● **Objective**
Identify the lines that contain the string "нужной" and copy all of them.

● **Input**
- - -

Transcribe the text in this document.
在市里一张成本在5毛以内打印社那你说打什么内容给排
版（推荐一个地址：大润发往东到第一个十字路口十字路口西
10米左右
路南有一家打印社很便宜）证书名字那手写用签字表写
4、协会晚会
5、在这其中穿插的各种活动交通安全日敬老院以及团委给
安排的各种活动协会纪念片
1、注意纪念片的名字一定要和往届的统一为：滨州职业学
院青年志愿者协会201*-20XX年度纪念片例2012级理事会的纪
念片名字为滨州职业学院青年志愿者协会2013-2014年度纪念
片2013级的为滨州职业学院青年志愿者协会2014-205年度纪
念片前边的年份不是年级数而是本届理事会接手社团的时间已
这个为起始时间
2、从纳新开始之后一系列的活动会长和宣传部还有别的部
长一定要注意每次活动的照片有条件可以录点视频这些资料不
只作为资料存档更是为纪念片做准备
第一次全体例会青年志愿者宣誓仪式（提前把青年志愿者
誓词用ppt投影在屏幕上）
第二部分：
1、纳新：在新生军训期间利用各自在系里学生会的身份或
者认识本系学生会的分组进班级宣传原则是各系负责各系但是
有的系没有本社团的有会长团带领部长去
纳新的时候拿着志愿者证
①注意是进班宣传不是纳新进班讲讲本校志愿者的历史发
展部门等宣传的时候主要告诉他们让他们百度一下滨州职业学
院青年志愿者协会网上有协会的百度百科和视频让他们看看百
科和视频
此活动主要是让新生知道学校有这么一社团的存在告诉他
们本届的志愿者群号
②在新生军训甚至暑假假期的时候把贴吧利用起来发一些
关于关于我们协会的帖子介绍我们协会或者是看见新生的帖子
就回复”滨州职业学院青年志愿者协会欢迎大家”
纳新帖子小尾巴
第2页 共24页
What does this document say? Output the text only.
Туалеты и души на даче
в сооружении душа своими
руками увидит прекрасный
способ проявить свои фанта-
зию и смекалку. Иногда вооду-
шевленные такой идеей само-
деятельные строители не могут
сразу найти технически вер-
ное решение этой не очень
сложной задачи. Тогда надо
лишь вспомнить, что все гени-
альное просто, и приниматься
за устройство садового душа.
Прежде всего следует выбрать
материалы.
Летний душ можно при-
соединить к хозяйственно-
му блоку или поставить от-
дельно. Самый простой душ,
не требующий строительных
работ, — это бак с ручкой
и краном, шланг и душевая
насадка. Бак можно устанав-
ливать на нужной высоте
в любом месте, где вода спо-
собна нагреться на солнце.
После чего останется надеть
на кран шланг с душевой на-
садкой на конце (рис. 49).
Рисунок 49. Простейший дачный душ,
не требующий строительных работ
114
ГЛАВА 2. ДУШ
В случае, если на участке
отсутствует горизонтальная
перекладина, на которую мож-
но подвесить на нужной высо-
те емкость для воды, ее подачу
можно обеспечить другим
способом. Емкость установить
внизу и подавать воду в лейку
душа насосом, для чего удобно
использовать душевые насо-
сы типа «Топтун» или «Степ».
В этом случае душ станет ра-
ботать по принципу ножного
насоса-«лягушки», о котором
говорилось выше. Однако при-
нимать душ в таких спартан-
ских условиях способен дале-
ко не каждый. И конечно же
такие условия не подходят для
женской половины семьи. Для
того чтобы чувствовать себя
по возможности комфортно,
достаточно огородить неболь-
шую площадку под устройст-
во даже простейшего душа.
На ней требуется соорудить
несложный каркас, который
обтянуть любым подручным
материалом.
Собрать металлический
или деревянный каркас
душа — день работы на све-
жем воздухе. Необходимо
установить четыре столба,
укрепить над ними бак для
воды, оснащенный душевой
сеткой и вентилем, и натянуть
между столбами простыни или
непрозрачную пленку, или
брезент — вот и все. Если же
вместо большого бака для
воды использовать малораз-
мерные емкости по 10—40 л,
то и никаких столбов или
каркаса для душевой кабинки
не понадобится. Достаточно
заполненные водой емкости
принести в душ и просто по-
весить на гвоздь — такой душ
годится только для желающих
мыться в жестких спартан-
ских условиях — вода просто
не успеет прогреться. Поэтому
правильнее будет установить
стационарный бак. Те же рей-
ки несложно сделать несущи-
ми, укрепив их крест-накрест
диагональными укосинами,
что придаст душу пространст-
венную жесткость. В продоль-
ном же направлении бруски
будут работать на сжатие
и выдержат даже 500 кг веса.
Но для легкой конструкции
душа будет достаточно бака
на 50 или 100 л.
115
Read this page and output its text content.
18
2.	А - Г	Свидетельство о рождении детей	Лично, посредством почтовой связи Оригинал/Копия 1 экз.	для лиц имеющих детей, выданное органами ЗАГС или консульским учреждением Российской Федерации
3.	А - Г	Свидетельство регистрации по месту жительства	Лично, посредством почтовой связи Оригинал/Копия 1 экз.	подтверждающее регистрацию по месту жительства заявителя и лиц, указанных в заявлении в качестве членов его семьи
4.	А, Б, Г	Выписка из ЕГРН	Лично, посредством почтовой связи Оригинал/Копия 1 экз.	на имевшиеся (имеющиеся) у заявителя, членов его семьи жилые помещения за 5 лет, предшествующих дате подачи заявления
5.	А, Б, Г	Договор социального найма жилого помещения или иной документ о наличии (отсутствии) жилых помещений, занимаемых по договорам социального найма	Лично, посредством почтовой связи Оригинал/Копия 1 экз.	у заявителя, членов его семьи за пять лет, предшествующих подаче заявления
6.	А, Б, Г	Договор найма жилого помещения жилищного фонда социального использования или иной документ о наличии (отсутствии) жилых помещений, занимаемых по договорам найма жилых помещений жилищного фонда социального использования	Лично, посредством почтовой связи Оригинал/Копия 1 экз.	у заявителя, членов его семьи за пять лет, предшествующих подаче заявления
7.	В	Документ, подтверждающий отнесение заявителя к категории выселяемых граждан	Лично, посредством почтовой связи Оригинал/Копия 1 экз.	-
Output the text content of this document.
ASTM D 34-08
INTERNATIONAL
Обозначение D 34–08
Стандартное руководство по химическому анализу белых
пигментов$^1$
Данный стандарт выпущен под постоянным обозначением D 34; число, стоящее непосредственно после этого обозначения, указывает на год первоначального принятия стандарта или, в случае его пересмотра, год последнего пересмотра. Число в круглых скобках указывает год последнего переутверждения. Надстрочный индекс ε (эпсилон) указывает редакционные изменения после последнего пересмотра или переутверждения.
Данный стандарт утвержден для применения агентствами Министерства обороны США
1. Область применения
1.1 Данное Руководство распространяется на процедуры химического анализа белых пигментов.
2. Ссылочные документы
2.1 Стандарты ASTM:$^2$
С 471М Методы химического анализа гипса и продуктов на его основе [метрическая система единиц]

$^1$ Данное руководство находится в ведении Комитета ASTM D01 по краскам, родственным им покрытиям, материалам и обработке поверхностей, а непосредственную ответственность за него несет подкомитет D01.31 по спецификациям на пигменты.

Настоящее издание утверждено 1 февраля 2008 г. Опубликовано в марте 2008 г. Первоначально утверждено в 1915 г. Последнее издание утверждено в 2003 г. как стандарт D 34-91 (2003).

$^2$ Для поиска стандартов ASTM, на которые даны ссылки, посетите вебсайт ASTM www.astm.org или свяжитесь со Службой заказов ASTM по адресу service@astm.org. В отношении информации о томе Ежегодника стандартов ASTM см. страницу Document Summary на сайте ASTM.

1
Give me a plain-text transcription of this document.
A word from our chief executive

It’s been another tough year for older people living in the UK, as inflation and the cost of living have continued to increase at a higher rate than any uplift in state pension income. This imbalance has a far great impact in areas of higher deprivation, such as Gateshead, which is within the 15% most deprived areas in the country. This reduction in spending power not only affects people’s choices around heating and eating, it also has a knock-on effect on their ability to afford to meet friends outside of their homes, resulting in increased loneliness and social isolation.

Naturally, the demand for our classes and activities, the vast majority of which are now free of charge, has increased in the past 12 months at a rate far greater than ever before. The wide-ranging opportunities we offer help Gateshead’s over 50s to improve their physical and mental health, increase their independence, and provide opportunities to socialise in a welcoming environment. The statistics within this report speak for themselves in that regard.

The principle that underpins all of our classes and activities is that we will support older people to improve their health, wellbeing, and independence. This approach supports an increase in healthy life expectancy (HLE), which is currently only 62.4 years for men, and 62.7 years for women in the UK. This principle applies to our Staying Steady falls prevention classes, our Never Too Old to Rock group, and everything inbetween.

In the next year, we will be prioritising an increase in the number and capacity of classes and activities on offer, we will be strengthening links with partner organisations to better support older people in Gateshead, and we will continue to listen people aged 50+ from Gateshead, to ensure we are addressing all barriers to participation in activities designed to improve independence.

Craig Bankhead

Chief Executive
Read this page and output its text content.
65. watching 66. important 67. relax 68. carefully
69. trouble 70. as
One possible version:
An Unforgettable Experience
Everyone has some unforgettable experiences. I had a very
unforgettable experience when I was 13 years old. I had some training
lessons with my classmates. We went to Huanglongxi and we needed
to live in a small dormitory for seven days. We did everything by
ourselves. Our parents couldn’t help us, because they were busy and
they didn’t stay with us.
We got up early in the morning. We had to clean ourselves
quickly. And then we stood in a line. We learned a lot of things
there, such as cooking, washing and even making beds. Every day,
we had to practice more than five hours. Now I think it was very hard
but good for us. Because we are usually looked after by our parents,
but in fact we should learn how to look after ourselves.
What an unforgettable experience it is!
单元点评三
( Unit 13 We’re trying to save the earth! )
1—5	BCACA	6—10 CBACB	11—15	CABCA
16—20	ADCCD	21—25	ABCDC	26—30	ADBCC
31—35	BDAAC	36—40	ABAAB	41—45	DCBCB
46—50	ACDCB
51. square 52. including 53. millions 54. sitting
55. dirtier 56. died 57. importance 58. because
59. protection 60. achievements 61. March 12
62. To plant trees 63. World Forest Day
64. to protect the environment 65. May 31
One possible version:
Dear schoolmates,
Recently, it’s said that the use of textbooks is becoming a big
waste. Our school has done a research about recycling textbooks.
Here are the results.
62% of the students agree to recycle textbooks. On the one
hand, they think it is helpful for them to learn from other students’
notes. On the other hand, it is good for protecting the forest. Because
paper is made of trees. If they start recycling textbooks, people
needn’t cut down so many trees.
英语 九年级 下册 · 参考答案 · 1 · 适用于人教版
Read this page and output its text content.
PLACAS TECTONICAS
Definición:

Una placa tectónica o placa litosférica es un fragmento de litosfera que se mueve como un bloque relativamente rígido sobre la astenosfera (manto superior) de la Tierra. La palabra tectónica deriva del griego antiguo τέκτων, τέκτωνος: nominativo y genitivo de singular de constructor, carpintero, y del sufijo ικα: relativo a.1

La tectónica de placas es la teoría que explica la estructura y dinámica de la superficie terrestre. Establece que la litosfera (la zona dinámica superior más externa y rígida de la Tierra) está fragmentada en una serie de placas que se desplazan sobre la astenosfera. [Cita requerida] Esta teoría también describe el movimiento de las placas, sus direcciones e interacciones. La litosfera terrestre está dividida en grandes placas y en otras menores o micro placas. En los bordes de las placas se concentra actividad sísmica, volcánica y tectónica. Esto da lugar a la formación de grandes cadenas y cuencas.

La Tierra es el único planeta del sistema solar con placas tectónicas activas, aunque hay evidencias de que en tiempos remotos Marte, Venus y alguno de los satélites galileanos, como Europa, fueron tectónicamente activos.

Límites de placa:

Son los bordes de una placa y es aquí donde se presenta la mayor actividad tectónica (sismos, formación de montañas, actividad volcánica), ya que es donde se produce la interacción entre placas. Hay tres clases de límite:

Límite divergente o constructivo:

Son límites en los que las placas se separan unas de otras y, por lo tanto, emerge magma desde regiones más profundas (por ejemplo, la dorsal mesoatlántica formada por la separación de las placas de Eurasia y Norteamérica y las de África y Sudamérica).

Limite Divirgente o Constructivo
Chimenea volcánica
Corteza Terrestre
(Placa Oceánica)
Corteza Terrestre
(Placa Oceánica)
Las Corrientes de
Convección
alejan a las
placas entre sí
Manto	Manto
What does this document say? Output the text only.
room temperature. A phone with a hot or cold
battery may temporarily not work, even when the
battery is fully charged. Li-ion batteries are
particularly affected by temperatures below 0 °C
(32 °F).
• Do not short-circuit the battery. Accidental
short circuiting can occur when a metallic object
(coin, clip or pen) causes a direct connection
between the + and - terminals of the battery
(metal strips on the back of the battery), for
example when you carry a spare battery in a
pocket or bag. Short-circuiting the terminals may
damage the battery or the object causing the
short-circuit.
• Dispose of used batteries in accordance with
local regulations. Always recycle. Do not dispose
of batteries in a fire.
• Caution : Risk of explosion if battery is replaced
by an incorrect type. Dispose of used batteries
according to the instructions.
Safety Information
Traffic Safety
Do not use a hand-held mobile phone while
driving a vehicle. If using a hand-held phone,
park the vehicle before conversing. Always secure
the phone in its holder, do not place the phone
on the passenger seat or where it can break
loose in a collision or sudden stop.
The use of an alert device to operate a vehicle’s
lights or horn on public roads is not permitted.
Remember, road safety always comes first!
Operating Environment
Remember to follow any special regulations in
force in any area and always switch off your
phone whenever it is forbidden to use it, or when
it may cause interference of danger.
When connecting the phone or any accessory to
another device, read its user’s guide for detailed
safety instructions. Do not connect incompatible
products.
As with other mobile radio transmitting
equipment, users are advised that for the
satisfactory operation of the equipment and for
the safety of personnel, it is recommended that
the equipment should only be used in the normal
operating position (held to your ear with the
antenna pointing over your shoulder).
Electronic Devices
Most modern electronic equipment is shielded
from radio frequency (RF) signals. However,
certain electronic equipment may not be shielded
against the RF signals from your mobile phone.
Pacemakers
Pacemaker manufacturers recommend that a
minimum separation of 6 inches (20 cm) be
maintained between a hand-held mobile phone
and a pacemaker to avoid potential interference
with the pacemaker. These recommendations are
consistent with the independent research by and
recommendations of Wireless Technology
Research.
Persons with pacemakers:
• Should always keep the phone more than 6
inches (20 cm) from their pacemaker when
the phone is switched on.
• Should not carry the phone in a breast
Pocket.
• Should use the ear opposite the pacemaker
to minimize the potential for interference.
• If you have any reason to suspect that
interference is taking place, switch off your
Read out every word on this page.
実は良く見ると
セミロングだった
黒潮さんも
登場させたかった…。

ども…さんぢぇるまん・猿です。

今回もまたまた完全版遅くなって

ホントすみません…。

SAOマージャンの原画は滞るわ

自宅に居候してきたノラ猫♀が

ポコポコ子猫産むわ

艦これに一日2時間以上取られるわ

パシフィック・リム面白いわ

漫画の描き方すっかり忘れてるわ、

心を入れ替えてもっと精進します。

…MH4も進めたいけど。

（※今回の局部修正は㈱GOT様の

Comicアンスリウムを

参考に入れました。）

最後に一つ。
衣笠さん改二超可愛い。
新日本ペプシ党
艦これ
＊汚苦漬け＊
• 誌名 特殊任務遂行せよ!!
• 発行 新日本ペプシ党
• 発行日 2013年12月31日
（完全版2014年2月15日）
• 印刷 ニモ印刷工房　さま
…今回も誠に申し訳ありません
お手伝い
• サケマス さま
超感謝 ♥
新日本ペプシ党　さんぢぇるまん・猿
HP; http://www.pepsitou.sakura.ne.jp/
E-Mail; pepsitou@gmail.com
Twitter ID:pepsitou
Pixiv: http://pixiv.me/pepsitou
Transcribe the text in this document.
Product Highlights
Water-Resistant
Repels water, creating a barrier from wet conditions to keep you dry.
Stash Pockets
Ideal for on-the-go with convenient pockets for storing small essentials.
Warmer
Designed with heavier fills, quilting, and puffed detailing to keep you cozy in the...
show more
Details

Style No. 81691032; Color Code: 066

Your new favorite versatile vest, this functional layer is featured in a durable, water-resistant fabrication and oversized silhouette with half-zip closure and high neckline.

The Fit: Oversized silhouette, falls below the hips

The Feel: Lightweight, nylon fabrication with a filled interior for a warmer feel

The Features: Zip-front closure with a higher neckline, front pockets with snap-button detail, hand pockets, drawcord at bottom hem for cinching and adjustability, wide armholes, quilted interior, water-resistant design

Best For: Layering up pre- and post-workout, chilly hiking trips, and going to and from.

- - -

● **Final result**
ливать на нужной высоте
но подвесить на нужной высо-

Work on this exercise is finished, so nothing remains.